- [Instructions for the task] Go through the entries one line at a time, and gather every line that has the word "been".
'''
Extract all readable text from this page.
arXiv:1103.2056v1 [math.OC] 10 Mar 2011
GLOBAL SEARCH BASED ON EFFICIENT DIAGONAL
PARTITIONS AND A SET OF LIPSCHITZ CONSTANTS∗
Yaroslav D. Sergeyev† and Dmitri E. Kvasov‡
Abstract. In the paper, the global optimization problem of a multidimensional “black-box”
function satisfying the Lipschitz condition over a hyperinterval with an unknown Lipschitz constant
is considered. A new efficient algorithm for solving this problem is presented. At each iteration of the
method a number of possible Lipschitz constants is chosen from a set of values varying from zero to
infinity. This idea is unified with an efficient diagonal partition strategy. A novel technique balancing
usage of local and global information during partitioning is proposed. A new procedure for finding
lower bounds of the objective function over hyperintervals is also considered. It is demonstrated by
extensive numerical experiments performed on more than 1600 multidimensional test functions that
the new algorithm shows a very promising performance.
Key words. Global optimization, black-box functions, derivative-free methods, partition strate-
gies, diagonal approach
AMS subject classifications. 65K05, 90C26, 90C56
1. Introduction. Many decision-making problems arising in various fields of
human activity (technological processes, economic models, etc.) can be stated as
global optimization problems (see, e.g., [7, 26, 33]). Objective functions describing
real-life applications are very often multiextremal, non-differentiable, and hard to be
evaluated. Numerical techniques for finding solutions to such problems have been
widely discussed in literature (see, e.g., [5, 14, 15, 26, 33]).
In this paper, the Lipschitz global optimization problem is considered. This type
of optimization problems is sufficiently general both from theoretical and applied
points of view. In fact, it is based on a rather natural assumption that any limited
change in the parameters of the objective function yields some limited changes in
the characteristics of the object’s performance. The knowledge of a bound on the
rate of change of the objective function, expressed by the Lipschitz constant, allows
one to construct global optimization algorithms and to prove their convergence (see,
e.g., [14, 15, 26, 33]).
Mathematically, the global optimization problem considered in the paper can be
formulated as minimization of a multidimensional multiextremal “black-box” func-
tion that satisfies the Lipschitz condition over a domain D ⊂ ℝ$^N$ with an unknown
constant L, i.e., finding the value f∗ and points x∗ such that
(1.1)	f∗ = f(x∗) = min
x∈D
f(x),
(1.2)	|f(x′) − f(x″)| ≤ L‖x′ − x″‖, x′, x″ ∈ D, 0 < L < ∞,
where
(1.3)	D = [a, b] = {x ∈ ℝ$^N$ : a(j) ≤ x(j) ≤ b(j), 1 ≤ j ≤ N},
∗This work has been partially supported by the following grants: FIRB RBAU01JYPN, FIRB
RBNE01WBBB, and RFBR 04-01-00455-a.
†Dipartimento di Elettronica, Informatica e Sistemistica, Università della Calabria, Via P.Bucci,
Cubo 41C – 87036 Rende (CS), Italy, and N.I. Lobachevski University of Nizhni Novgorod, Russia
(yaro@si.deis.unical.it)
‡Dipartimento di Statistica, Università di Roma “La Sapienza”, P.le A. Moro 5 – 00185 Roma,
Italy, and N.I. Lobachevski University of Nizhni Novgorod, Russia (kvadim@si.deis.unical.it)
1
'''
'''
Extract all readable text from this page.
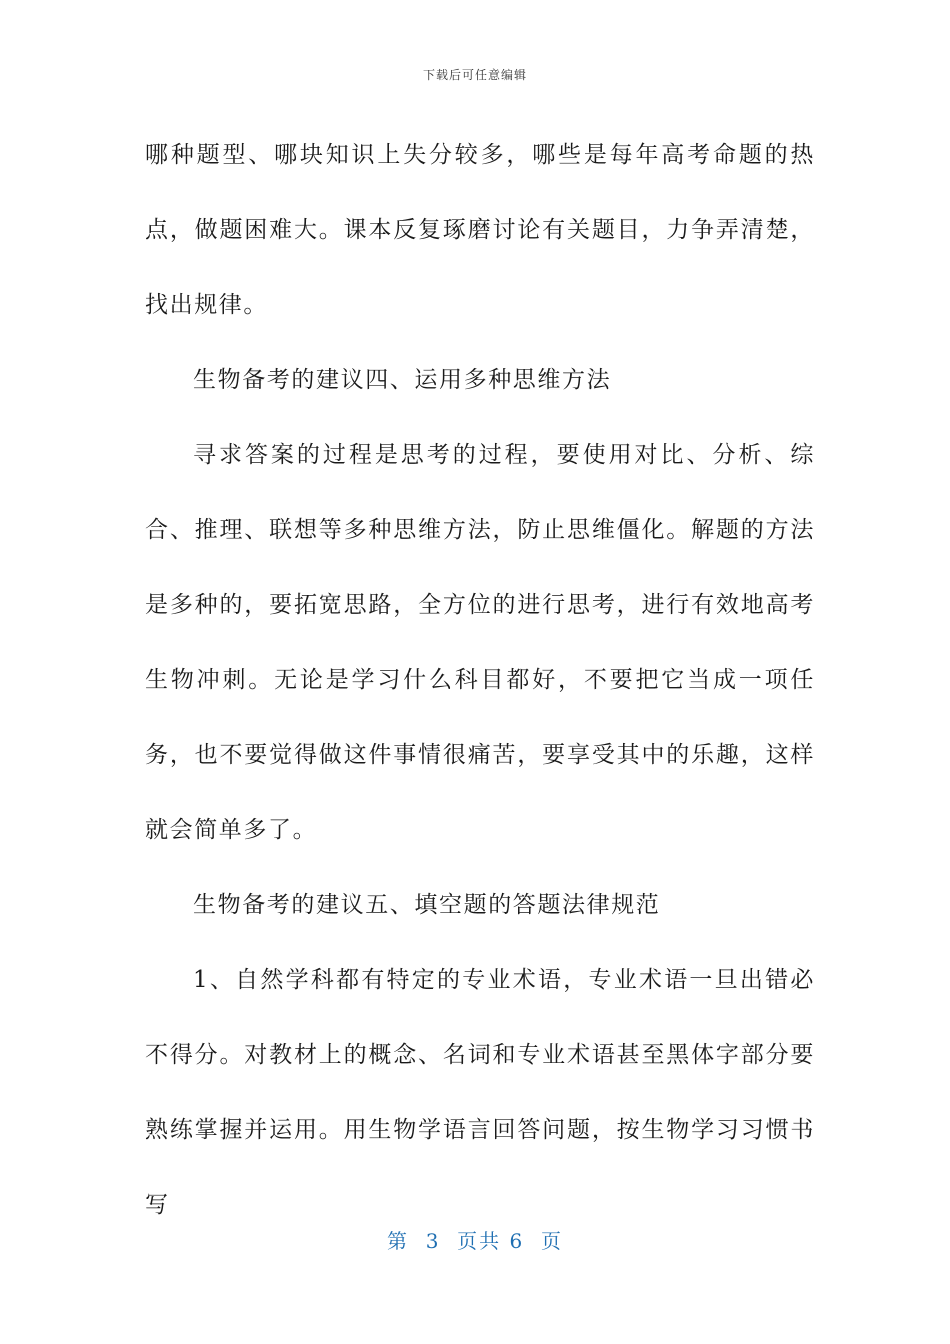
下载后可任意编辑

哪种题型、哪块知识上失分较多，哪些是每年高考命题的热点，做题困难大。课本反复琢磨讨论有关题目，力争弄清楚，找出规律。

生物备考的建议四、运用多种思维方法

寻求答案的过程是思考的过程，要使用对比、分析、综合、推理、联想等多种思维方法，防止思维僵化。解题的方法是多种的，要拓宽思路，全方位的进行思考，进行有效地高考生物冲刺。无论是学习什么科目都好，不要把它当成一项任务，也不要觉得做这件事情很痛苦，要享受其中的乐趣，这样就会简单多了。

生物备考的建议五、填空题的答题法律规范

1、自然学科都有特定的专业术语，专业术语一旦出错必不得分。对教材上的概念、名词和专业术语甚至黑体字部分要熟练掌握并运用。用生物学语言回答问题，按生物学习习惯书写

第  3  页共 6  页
'''
- [Right answer]
evaluated. Numerical techniques for finding solutions to such problems have been
∗This work has been partially supported by the following grants: FIRB RBAU01JYPN, FIRB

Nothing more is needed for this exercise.